• **Exercise brief**
Go through the listing below and gather every line with the word "index".

• **Record set**

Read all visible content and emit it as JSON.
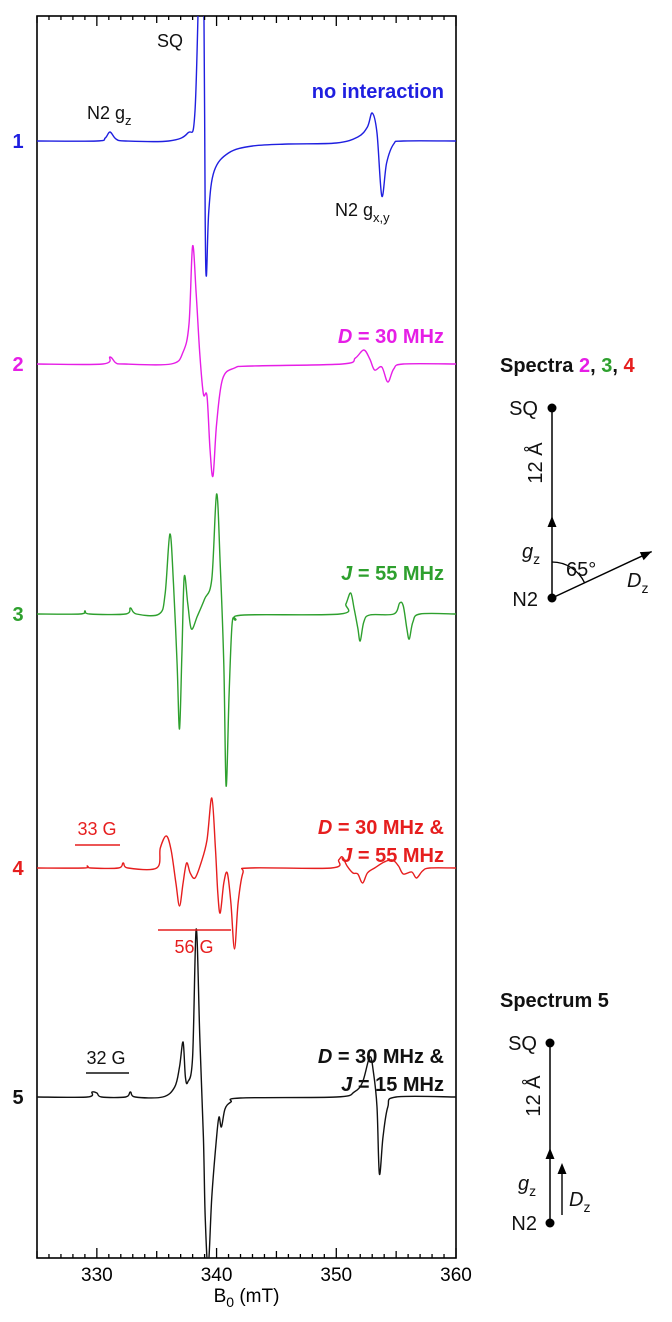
{
  "chart_data": {
    "type": "line",
    "xlabel": "B",
    "xlabel_sub": "0",
    "xlabel_unit": " (mT)",
    "xlim": [
      325,
      360
    ],
    "xticks": [
      330,
      340,
      350,
      360
    ],
    "grid": false,
    "series": [
      {
        "index": "1",
        "color": "#1f1fe0",
        "label": {
          "text": "no interaction"
        },
        "points": [
          [
            325,
            0
          ],
          [
            330.0,
            0
          ],
          [
            330.7,
            0.3
          ],
          [
            331.1,
            0.9
          ],
          [
            331.6,
            0.2
          ],
          [
            332.4,
            0
          ],
          [
            336.0,
            0
          ],
          [
            337.6,
            0.8
          ],
          [
            338.2,
            3.0
          ],
          [
            338.6,
            20
          ],
          [
            338.75,
            22
          ],
          [
            338.95,
            12
          ],
          [
            339.05,
            -8
          ],
          [
            339.15,
            -13.5
          ],
          [
            339.35,
            -7
          ],
          [
            339.8,
            -3
          ],
          [
            341.0,
            -1.2
          ],
          [
            343.0,
            -0.5
          ],
          [
            346.0,
            -0.3
          ],
          [
            350.0,
            -0.2
          ],
          [
            351.8,
            0.4
          ],
          [
            352.6,
            1.4
          ],
          [
            353.0,
            2.8
          ],
          [
            353.4,
            0.8
          ],
          [
            353.8,
            -5.5
          ],
          [
            354.2,
            -2.2
          ],
          [
            354.8,
            -0.3
          ],
          [
            355.6,
            0
          ],
          [
            360,
            0
          ]
        ]
      },
      {
        "index": "2",
        "color": "#e61ee6",
        "label": {
          "text": " = 30 MHz",
          "symbol": "D"
        },
        "points": [
          [
            325,
            0
          ],
          [
            330.5,
            0
          ],
          [
            331.1,
            0.7
          ],
          [
            331.6,
            0.1
          ],
          [
            332.3,
            0
          ],
          [
            336.2,
            0
          ],
          [
            337.2,
            1.2
          ],
          [
            337.7,
            4.0
          ],
          [
            338.0,
            11.8
          ],
          [
            338.3,
            7.0
          ],
          [
            338.6,
            1.0
          ],
          [
            338.9,
            -3.0
          ],
          [
            339.2,
            -3.2
          ],
          [
            339.45,
            -8.5
          ],
          [
            339.7,
            -11.2
          ],
          [
            340.0,
            -6.0
          ],
          [
            340.5,
            -1.5
          ],
          [
            341.5,
            -0.4
          ],
          [
            343.0,
            -0.2
          ],
          [
            350.5,
            0
          ],
          [
            351.6,
            0.6
          ],
          [
            352.3,
            1.4
          ],
          [
            352.8,
            0.5
          ],
          [
            353.2,
            -0.6
          ],
          [
            353.8,
            -0.3
          ],
          [
            354.3,
            -1.8
          ],
          [
            354.8,
            -0.5
          ],
          [
            355.6,
            0
          ],
          [
            360,
            0
          ]
        ]
      },
      {
        "index": "3",
        "color": "#2ea02e",
        "label": {
          "text": " = 55 MHz",
          "symbol": "J"
        },
        "points": [
          [
            325,
            0
          ],
          [
            328.6,
            0
          ],
          [
            329.0,
            0.3
          ],
          [
            329.4,
            0
          ],
          [
            332.4,
            0
          ],
          [
            332.8,
            0.6
          ],
          [
            333.3,
            0
          ],
          [
            335.2,
            0
          ],
          [
            335.7,
            2.0
          ],
          [
            336.1,
            8.0
          ],
          [
            336.4,
            3.0
          ],
          [
            336.7,
            -5.0
          ],
          [
            336.9,
            -11.5
          ],
          [
            337.1,
            -4.0
          ],
          [
            337.3,
            3.7
          ],
          [
            337.6,
            1.0
          ],
          [
            337.9,
            -1.5
          ],
          [
            338.4,
            -0.2
          ],
          [
            339.0,
            1.5
          ],
          [
            339.6,
            3.5
          ],
          [
            340.0,
            12.0
          ],
          [
            340.3,
            5.0
          ],
          [
            340.6,
            -5.0
          ],
          [
            340.8,
            -17.2
          ],
          [
            341.05,
            -8.0
          ],
          [
            341.3,
            -1.0
          ],
          [
            341.6,
            -0.6
          ],
          [
            342.3,
            -0.1
          ],
          [
            350.3,
            0
          ],
          [
            350.8,
            1.0
          ],
          [
            351.2,
            2.1
          ],
          [
            351.5,
            0.5
          ],
          [
            351.8,
            -1.4
          ],
          [
            352.0,
            -2.7
          ],
          [
            352.3,
            -0.8
          ],
          [
            352.8,
            -0.1
          ],
          [
            354.8,
            0
          ],
          [
            355.3,
            1.1
          ],
          [
            355.6,
            0.8
          ],
          [
            355.9,
            -1.5
          ],
          [
            356.1,
            -2.5
          ],
          [
            356.4,
            -0.8
          ],
          [
            357.0,
            0
          ],
          [
            360,
            0
          ]
        ]
      },
      {
        "index": "4",
        "color": "#e61e1e",
        "label": {
          "text": " = 30 MHz &",
          "symbol": "D",
          "line2": " = 55 MHz",
          "symbol2": "J"
        },
        "points": [
          [
            325,
            0
          ],
          [
            328.9,
            0
          ],
          [
            329.2,
            0.2
          ],
          [
            329.5,
            0
          ],
          [
            331.8,
            0
          ],
          [
            332.2,
            0.5
          ],
          [
            332.6,
            0
          ],
          [
            335.0,
            0
          ],
          [
            335.3,
            2.0
          ],
          [
            335.8,
            3.2
          ],
          [
            336.2,
            1.8
          ],
          [
            336.6,
            -1.5
          ],
          [
            336.9,
            -3.8
          ],
          [
            337.2,
            -1.5
          ],
          [
            337.5,
            0.5
          ],
          [
            337.8,
            -0.5
          ],
          [
            338.2,
            -1.0
          ],
          [
            338.7,
            0.5
          ],
          [
            339.2,
            2.8
          ],
          [
            339.6,
            7.0
          ],
          [
            339.9,
            2.0
          ],
          [
            340.1,
            -2.5
          ],
          [
            340.3,
            -4.5
          ],
          [
            340.6,
            -1.5
          ],
          [
            340.9,
            -0.5
          ],
          [
            341.2,
            -3.5
          ],
          [
            341.5,
            -8.1
          ],
          [
            341.8,
            -3.5
          ],
          [
            342.2,
            -0.5
          ],
          [
            342.8,
            0
          ],
          [
            349.6,
            0
          ],
          [
            350.2,
            0.8
          ],
          [
            350.5,
            1.1
          ],
          [
            350.9,
            0.2
          ],
          [
            351.4,
            -0.5
          ],
          [
            351.8,
            -0.6
          ],
          [
            352.2,
            -1.5
          ],
          [
            352.6,
            -0.5
          ],
          [
            353.2,
            0
          ],
          [
            354.0,
            0.6
          ],
          [
            354.7,
            0.8
          ],
          [
            355.2,
            0.2
          ],
          [
            355.6,
            -0.6
          ],
          [
            356.3,
            -0.4
          ],
          [
            356.7,
            -1.0
          ],
          [
            357.2,
            -0.3
          ],
          [
            357.8,
            0
          ],
          [
            360,
            0
          ]
        ]
      },
      {
        "index": "5",
        "color": "#111111",
        "label": {
          "text": " = 30 MHz &",
          "symbol": "D",
          "line2": " = 15 MHz",
          "symbol2": "J"
        },
        "points": [
          [
            325,
            0
          ],
          [
            329.2,
            0
          ],
          [
            329.6,
            0.5
          ],
          [
            330.0,
            0.4
          ],
          [
            330.4,
            0
          ],
          [
            332.4,
            0
          ],
          [
            332.8,
            0.5
          ],
          [
            333.2,
            0
          ],
          [
            335.5,
            0
          ],
          [
            336.5,
            1.0
          ],
          [
            336.9,
            3.0
          ],
          [
            337.2,
            5.5
          ],
          [
            337.4,
            2.0
          ],
          [
            337.6,
            1.5
          ],
          [
            338.0,
            4.0
          ],
          [
            338.3,
            16.8
          ],
          [
            338.6,
            6.0
          ],
          [
            338.9,
            -4.0
          ],
          [
            339.05,
            -12.0
          ],
          [
            339.3,
            -17.0
          ],
          [
            339.6,
            -10.0
          ],
          [
            340.0,
            -4.0
          ],
          [
            340.2,
            -2.0
          ],
          [
            340.4,
            -3.0
          ],
          [
            340.7,
            -1.2
          ],
          [
            341.2,
            -0.5
          ],
          [
            342.0,
            -0.1
          ],
          [
            350.0,
            0
          ],
          [
            351.5,
            0.5
          ],
          [
            352.2,
            1.5
          ],
          [
            352.8,
            4.0
          ],
          [
            353.1,
            2.5
          ],
          [
            353.4,
            -1.0
          ],
          [
            353.6,
            -7.7
          ],
          [
            353.9,
            -4.0
          ],
          [
            354.3,
            -1.0
          ],
          [
            355.0,
            0
          ],
          [
            360,
            0
          ]
        ]
      }
    ],
    "annotations": [
      {
        "id": "sq",
        "text": "SQ"
      },
      {
        "id": "n2gz",
        "text": "N2 g",
        "sub": "z"
      },
      {
        "id": "n2gxy",
        "text": "N2 g",
        "sub": "x,y"
      },
      {
        "id": "bar33",
        "text": "33 G"
      },
      {
        "id": "bar56",
        "text": "56 G"
      },
      {
        "id": "bar32",
        "text": "32 G"
      }
    ]
  },
  "schemes": {
    "top": {
      "title": "Spectra ",
      "title_nums": [
        {
          "text": "2",
          "color": "#e61ee6"
        },
        {
          "text": ", ",
          "color": "#111111"
        },
        {
          "text": "3",
          "color": "#2ea02e"
        },
        {
          "text": ", ",
          "color": "#111111"
        },
        {
          "text": "4",
          "color": "#e61e1e"
        }
      ],
      "sq": "SQ",
      "n2": "N2",
      "distance": "12 Å",
      "gz": "g",
      "gz_sub": "z",
      "angle": "65°",
      "dz": "D",
      "dz_sub": "z"
    },
    "bottom": {
      "title": "Spectrum 5",
      "sq": "SQ",
      "n2": "N2",
      "distance": "12 Å",
      "gz": "g",
      "gz_sub": "z",
      "dz": "D",
      "dz_sub": "z"
    }
  }
}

• **Finished task**
        "index": "1",
        "index": "2",
        "index": "3",
        "index": "4",
        "index": "5",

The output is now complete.